>>>>>

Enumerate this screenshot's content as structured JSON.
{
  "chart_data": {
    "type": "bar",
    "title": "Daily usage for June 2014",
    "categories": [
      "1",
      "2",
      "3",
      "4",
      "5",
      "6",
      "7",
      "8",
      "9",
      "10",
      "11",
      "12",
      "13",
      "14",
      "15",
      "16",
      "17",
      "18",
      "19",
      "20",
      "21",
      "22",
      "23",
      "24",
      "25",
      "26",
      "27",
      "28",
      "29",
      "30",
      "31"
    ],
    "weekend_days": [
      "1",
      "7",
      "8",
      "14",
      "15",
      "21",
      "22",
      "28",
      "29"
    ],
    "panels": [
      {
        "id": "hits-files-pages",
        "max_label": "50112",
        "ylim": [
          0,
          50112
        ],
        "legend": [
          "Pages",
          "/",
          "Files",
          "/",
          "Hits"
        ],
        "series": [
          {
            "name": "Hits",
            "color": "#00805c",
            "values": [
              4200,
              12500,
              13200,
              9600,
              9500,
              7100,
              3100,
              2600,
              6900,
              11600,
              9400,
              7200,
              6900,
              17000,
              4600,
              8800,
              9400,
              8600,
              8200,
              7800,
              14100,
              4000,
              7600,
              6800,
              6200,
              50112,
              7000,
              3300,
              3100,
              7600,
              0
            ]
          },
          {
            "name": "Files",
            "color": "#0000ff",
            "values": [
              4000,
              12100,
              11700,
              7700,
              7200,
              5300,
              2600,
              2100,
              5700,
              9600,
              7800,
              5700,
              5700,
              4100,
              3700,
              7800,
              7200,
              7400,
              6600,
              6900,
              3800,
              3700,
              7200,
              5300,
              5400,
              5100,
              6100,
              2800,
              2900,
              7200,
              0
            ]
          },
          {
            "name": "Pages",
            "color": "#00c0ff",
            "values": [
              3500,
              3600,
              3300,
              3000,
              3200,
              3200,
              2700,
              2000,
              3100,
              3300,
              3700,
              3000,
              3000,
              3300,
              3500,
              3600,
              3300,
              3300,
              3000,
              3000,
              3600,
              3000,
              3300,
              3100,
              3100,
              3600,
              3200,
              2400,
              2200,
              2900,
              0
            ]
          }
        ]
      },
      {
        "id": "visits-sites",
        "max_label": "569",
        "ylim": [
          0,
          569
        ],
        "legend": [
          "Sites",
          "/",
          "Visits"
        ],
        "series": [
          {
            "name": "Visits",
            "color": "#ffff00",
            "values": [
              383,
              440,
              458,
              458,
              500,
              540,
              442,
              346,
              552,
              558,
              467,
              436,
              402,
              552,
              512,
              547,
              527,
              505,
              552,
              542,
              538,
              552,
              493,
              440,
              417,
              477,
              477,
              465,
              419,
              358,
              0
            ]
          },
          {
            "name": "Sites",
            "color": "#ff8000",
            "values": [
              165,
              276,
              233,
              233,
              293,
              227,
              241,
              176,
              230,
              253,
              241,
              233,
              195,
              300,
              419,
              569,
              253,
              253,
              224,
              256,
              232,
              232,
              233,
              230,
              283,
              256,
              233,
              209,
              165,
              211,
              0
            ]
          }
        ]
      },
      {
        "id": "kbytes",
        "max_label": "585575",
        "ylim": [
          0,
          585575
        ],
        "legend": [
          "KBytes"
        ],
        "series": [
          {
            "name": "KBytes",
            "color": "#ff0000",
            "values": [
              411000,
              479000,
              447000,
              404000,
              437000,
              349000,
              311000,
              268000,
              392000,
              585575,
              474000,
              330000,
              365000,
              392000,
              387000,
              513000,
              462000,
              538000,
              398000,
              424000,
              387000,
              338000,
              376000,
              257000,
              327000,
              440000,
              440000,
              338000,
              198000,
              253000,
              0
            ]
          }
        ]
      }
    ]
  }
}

<<<<<
>>>>>

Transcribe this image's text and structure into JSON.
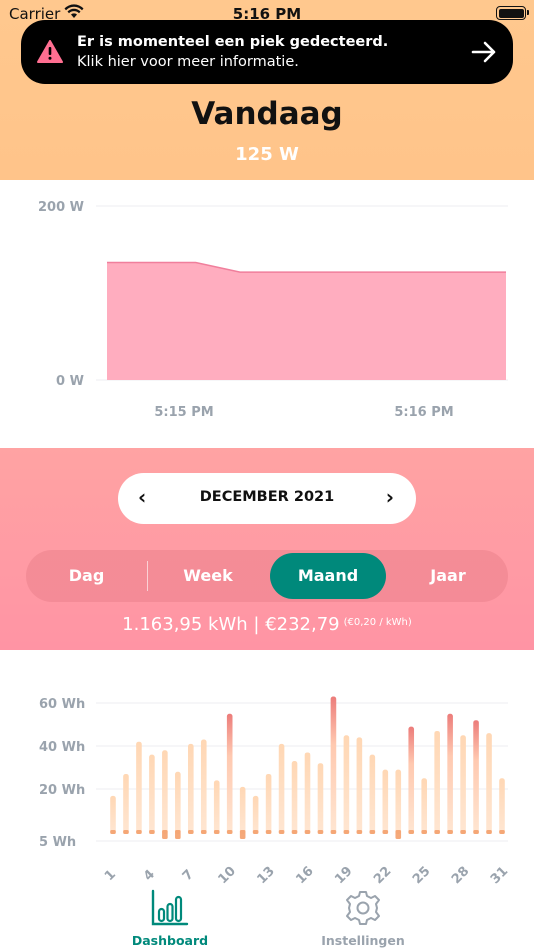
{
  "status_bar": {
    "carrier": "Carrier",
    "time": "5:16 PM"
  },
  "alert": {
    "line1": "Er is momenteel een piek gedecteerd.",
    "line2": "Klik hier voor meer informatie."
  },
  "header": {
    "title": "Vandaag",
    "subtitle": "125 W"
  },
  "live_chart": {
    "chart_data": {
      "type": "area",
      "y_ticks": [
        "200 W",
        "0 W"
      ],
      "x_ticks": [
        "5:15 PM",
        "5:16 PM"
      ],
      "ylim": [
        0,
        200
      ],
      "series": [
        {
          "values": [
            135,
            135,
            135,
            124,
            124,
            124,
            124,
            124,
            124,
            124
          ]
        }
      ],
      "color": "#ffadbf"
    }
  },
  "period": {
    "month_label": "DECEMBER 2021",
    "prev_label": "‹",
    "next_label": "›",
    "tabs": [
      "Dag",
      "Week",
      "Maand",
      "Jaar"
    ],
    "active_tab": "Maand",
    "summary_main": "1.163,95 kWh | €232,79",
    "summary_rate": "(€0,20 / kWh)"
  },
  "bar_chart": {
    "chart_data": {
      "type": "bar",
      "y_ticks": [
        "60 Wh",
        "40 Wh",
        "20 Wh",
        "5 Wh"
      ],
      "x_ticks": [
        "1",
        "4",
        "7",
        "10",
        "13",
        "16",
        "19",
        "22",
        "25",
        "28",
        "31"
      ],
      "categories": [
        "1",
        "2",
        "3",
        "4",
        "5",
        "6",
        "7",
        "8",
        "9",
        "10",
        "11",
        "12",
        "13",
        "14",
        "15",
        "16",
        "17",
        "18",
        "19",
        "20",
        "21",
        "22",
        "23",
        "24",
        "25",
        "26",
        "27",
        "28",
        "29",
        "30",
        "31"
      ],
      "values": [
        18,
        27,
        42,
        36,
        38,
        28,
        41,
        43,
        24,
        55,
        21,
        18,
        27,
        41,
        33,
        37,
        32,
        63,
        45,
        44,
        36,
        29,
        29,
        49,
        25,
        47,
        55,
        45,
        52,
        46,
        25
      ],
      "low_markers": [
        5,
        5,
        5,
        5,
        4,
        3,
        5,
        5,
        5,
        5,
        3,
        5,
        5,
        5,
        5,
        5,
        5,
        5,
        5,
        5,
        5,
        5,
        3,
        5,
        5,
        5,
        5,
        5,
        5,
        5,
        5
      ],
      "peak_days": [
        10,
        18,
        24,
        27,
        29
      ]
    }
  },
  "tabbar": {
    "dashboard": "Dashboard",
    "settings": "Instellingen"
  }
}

<<<<<
>>>>>

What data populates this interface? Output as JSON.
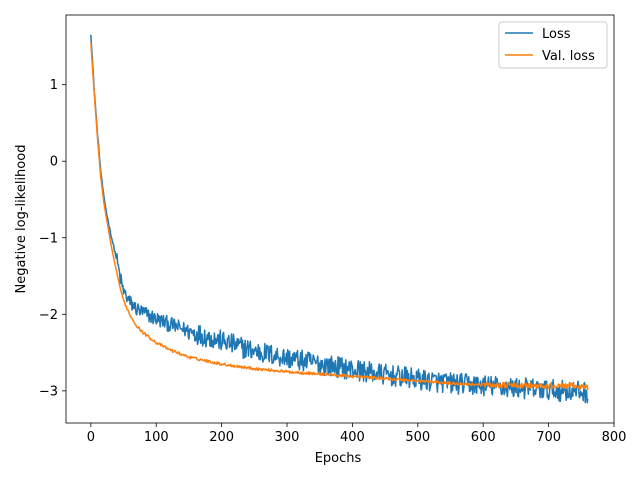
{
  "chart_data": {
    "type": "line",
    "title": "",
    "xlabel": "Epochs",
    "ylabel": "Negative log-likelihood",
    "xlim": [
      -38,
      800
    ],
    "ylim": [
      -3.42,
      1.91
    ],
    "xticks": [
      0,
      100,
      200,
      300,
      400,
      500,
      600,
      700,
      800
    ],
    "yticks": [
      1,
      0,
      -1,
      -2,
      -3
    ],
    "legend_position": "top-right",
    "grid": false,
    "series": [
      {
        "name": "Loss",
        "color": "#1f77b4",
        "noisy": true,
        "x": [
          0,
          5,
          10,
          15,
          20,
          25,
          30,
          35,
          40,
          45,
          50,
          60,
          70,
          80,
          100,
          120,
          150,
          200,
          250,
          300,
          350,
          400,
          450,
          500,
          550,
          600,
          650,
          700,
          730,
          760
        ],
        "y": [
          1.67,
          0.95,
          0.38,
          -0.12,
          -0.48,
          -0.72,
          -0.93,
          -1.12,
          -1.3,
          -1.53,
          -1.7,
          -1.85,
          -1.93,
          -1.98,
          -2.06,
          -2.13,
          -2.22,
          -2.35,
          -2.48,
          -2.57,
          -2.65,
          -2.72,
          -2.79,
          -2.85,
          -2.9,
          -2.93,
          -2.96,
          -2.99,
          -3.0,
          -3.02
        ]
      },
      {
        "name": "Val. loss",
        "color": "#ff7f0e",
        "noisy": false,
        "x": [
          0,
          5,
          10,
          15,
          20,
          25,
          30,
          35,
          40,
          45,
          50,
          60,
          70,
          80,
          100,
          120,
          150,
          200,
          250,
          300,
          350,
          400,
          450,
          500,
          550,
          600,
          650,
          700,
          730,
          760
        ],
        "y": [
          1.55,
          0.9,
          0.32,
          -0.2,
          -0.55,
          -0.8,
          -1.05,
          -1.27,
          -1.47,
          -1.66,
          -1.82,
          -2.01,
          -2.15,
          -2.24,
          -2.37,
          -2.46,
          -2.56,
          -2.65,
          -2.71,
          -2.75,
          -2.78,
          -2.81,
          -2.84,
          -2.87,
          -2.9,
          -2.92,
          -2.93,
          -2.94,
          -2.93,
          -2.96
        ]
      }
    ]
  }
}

<<<<<

Job: Find every line in the records above that holds the word "type", and copy each one.

Result of the exercise:
    "type": "bar",
      "type": "area",
      "type": "bar",
    "type": "line",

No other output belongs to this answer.